*Requirements:* Write the data out again in full, with no departure from the original.

*Data excerpts:*
============================================================
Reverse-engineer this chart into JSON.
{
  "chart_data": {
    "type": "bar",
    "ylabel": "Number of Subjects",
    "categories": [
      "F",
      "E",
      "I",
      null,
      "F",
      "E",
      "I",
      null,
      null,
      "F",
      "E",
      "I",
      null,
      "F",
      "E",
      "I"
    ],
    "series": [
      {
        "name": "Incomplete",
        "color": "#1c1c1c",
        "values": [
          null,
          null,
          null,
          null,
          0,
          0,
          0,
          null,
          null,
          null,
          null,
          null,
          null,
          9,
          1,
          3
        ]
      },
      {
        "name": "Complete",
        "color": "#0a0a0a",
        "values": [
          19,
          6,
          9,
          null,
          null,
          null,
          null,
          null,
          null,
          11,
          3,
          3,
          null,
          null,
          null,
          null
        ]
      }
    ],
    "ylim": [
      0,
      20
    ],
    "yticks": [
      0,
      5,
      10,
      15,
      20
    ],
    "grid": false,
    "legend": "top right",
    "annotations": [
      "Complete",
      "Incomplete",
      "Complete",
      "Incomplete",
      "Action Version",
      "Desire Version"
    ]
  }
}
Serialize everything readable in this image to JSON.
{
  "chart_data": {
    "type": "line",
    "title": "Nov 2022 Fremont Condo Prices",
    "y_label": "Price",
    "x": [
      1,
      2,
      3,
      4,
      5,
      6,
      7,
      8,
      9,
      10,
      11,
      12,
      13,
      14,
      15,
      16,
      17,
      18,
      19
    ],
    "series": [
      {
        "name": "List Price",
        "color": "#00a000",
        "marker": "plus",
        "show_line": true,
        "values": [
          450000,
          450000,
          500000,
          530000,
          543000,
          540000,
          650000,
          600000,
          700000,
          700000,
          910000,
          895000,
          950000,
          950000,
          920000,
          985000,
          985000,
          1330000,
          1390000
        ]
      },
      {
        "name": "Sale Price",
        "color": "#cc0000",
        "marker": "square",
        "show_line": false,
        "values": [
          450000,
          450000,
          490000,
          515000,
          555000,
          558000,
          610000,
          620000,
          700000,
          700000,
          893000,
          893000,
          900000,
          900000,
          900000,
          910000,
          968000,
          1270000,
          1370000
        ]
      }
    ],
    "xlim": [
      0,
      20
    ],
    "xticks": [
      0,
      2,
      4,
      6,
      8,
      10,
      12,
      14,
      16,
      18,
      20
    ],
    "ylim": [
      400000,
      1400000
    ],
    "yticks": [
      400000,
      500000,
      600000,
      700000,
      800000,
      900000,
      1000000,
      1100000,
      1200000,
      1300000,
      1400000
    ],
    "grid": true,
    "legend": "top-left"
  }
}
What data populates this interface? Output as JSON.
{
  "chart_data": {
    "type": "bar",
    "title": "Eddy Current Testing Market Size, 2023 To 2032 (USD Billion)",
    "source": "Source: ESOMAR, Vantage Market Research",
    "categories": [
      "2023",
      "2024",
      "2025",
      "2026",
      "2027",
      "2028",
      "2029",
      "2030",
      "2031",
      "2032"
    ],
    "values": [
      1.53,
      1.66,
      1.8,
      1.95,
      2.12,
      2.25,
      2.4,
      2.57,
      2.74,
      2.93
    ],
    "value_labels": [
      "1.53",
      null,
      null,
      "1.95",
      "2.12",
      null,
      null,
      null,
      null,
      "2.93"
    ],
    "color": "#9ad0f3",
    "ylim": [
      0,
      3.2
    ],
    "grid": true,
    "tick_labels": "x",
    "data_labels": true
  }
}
============================================================
*Final answer:*
Reverse-engineer this chart into JSON.
{
  "chart_data": {
    "type": "bar",
    "ylabel": "Number of Subjects",
    "categories": [
      "F",
      "E",
      "I",
      null,
      "F",
      "E",
      "I",
      null,
      null,
      "F",
      "E",
      "I",
      null,
      "F",
      "E",
      "I"
    ],
    "series": [
      {
        "name": "Incomplete",
        "color": "#1c1c1c",
        "values": [
          null,
          null,
          null,
          null,
          0,
          0,
          0,
          null,
          null,
          null,
          null,
          null,
          null,
          9,
          1,
          3
        ]
      },
      {
        "name": "Complete",
        "color": "#0a0a0a",
        "values": [
          19,
          6,
          9,
          null,
          null,
          null,
          null,
          null,
          null,
          11,
          3,
          3,
          null,
          null,
          null,
          null
        ]
      }
    ],
    "ylim": [
      0,
      20
    ],
    "yticks": [
      0,
      5,
      10,
      15,
      20
    ],
    "grid": false,
    "legend": "top right",
    "annotations": [
      "Complete",
      "Incomplete",
      "Complete",
      "Incomplete",
      "Action Version",
      "Desire Version"
    ]
  }
}
Serialize everything readable in this image to JSON.
{
  "chart_data": {
    "type": "line",
    "title": "Nov 2022 Fremont Condo Prices",
    "y_label": "Price",
    "x": [
      1,
      2,
      3,
      4,
      5,
      6,
      7,
      8,
      9,
      10,
      11,
      12,
      13,
      14,
      15,
      16,
      17,
      18,
      19
    ],
    "series": [
      {
        "name": "List Price",
        "color": "#00a000",
        "marker": "plus",
        "show_line": true,
        "values": [
          450000,
          450000,
          500000,
          530000,
          543000,
          540000,
          650000,
          600000,
          700000,
          700000,
          910000,
          895000,
          950000,
          950000,
          920000,
          985000,
          985000,
          1330000,
          1390000
        ]
      },
      {
        "name": "Sale Price",
        "color": "#cc0000",
        "marker": "square",
        "show_line": false,
        "values": [
          450000,
          450000,
          490000,
          515000,
          555000,
          558000,
          610000,
          620000,
          700000,
          700000,
          893000,
          893000,
          900000,
          900000,
          900000,
          910000,
          968000,
          1270000,
          1370000
        ]
      }
    ],
    "xlim": [
      0,
      20
    ],
    "xticks": [
      0,
      2,
      4,
      6,
      8,
      10,
      12,
      14,
      16,
      18,
      20
    ],
    "ylim": [
      400000,
      1400000
    ],
    "yticks": [
      400000,
      500000,
      600000,
      700000,
      800000,
      900000,
      1000000,
      1100000,
      1200000,
      1300000,
      1400000
    ],
    "grid": true,
    "legend": "top-left"
  }
}
What data populates this interface? Output as JSON.
{
  "chart_data": {
    "type": "bar",
    "title": "Eddy Current Testing Market Size, 2023 To 2032 (USD Billion)",
    "source": "Source: ESOMAR, Vantage Market Research",
    "categories": [
      "2023",
      "2024",
      "2025",
      "2026",
      "2027",
      "2028",
      "2029",
      "2030",
      "2031",
      "2032"
    ],
    "values": [
      1.53,
      1.66,
      1.8,
      1.95,
      2.12,
      2.25,
      2.4,
      2.57,
      2.74,
      2.93
    ],
    "value_labels": [
      "1.53",
      null,
      null,
      "1.95",
      "2.12",
      null,
      null,
      null,
      null,
      "2.93"
    ],
    "color": "#9ad0f3",
    "ylim": [
      0,
      3.2
    ],
    "grid": true,
    "tick_labels": "x",
    "data_labels": true
  }
}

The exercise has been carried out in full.